* What is expected
Search the data for the word "ffffff" and copy every line that contains it.

* Raw data

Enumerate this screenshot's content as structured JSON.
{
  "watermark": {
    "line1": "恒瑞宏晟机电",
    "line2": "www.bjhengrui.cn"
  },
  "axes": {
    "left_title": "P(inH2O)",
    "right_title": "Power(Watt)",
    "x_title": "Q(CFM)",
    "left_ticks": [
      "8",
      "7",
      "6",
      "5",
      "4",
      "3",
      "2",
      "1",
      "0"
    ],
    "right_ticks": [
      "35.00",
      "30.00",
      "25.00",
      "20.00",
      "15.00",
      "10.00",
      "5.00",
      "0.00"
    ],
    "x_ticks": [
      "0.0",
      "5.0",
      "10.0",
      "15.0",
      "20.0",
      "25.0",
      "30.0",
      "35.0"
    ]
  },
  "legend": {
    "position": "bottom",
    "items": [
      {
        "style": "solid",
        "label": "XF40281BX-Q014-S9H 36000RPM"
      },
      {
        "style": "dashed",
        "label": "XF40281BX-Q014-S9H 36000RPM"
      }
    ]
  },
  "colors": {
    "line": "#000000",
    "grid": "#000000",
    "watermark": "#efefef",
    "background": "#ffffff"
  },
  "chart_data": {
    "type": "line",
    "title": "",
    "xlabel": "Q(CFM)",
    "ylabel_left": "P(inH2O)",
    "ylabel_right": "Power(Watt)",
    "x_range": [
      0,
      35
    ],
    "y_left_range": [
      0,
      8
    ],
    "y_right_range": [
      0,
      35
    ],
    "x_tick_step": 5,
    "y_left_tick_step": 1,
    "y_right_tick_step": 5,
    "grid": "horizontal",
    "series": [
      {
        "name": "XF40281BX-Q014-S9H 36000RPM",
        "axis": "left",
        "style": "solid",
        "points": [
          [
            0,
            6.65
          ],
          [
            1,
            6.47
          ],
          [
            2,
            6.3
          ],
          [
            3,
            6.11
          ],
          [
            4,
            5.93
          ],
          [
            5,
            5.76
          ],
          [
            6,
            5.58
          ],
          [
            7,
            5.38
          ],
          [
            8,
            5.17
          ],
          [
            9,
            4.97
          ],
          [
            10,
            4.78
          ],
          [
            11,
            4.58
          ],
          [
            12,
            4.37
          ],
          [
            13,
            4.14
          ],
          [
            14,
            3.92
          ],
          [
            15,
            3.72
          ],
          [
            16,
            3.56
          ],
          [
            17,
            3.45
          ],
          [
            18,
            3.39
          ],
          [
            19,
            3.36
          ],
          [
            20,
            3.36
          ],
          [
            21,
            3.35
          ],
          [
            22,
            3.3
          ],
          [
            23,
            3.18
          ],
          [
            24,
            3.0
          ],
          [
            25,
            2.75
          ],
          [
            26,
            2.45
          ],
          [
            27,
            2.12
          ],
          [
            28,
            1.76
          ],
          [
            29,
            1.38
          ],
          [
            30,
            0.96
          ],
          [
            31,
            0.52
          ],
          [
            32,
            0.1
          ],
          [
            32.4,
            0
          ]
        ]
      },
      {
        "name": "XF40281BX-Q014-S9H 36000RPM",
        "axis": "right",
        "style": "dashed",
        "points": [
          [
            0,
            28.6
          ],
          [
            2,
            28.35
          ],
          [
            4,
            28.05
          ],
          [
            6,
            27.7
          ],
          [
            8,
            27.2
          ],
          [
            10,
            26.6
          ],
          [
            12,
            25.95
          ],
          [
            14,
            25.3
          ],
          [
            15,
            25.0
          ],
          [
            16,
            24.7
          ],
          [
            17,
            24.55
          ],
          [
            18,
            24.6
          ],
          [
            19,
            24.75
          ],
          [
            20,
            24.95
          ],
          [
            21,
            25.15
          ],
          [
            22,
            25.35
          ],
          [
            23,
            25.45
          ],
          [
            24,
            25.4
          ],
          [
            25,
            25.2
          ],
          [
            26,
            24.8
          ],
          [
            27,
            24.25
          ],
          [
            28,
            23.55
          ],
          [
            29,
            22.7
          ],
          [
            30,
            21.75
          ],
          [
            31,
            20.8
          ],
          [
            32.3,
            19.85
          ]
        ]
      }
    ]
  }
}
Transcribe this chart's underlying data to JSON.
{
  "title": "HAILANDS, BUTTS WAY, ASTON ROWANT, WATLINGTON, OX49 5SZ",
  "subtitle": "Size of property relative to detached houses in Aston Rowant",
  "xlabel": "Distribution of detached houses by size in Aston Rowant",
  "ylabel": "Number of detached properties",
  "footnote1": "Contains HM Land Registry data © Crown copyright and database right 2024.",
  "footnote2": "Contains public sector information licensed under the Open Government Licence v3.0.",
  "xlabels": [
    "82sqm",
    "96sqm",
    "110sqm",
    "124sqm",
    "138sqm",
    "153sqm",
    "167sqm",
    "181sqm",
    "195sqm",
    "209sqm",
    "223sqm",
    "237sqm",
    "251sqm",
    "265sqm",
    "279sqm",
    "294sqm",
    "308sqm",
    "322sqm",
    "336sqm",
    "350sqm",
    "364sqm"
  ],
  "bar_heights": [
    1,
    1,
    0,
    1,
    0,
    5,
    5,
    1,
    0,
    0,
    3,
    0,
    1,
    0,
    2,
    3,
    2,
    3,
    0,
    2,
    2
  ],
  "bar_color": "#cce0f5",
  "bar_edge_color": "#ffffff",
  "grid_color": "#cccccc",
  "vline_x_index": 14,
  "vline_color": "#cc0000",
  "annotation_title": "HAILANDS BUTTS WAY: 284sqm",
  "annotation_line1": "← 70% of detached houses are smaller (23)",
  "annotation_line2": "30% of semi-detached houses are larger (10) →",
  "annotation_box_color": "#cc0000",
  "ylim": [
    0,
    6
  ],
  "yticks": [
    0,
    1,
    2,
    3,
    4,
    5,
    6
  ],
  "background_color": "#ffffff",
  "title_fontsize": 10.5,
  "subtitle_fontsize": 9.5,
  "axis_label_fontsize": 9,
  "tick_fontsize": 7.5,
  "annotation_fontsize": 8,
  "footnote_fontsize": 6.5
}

* Exercise output
    "background": "#ffffff"
  "bar_edge_color": "#ffffff",
  "background_color": "#ffffff",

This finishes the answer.